A block of data:
━━━━━━━━━━━━━━━━━━━━━━━━━━━━━━

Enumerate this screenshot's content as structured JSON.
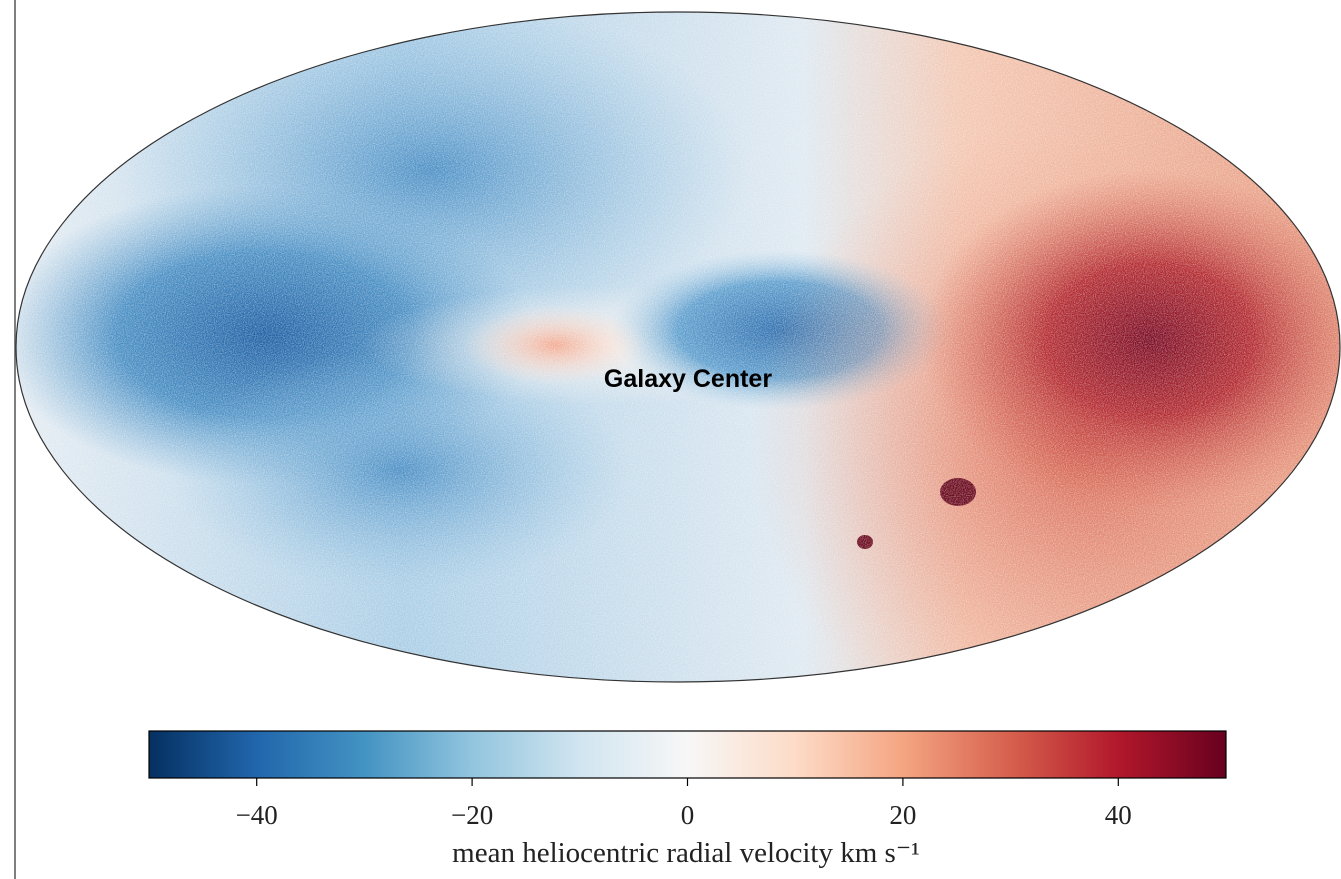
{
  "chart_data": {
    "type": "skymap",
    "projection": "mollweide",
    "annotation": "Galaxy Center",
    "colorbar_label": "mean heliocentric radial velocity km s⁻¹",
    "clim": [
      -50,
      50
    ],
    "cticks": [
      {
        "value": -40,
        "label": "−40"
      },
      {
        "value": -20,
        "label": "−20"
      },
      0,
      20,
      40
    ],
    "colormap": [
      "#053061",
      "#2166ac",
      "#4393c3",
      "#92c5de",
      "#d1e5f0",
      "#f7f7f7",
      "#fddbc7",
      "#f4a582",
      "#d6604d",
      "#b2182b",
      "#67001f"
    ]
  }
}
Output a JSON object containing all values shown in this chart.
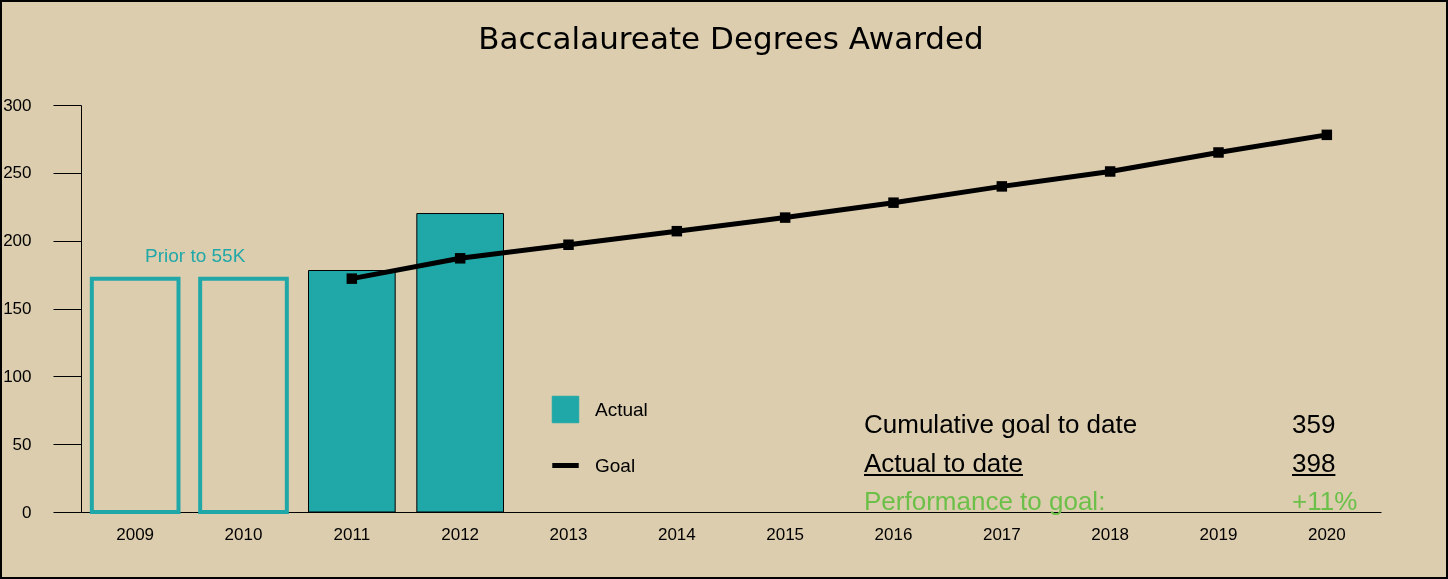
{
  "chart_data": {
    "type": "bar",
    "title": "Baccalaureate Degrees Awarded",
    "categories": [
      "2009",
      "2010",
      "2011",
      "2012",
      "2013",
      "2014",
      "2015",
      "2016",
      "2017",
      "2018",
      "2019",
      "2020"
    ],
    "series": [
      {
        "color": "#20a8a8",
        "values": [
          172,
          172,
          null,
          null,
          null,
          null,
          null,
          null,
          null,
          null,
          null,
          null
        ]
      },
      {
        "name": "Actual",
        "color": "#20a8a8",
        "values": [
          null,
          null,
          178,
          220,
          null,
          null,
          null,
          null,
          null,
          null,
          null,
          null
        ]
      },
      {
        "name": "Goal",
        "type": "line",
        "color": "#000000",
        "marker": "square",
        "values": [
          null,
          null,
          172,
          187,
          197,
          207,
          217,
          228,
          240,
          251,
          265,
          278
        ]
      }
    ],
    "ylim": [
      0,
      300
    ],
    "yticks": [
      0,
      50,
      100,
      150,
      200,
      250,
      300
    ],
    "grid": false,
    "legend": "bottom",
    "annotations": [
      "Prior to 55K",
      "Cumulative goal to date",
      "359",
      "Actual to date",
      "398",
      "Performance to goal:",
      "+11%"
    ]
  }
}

━━━━━━━━━━━━━━━━━━━━━━━━━━━━━━

▶ _Exercise details_:
Do not include pictures. Copy only the lines running from the line with "Output a JSON" through the last line of the records, exactly as they appear.

▶ _Correct result_:
Output a JSON object containing all values shown in this chart.
{
  "chart_data": {
    "type": "bar",
    "title": "Baccalaureate Degrees Awarded",
    "categories": [
      "2009",
      "2010",
      "2011",
      "2012",
      "2013",
      "2014",
      "2015",
      "2016",
      "2017",
      "2018",
      "2019",
      "2020"
    ],
    "series": [
      {
        "color": "#20a8a8",
        "values": [
          172,
          172,
          null,
          null,
          null,
          null,
          null,
          null,
          null,
          null,
          null,
          null
        ]
      },
      {
        "name": "Actual",
        "color": "#20a8a8",
        "values": [
          null,
          null,
          178,
          220,
          null,
          null,
          null,
          null,
          null,
          null,
          null,
          null
        ]
      },
      {
        "name": "Goal",
        "type": "line",
        "color": "#000000",
        "marker": "square",
        "values": [
          null,
          null,
          172,
          187,
          197,
          207,
          217,
          228,
          240,
          251,
          265,
          278
        ]
      }
    ],
    "ylim": [
      0,
      300
    ],
    "yticks": [
      0,
      50,
      100,
      150,
      200,
      250,
      300
    ],
    "grid": false,
    "legend": "bottom",
    "annotations": [
      "Prior to 55K",
      "Cumulative goal to date",
      "359",
      "Actual to date",
      "398",
      "Performance to goal:",
      "+11%"
    ]
  }
}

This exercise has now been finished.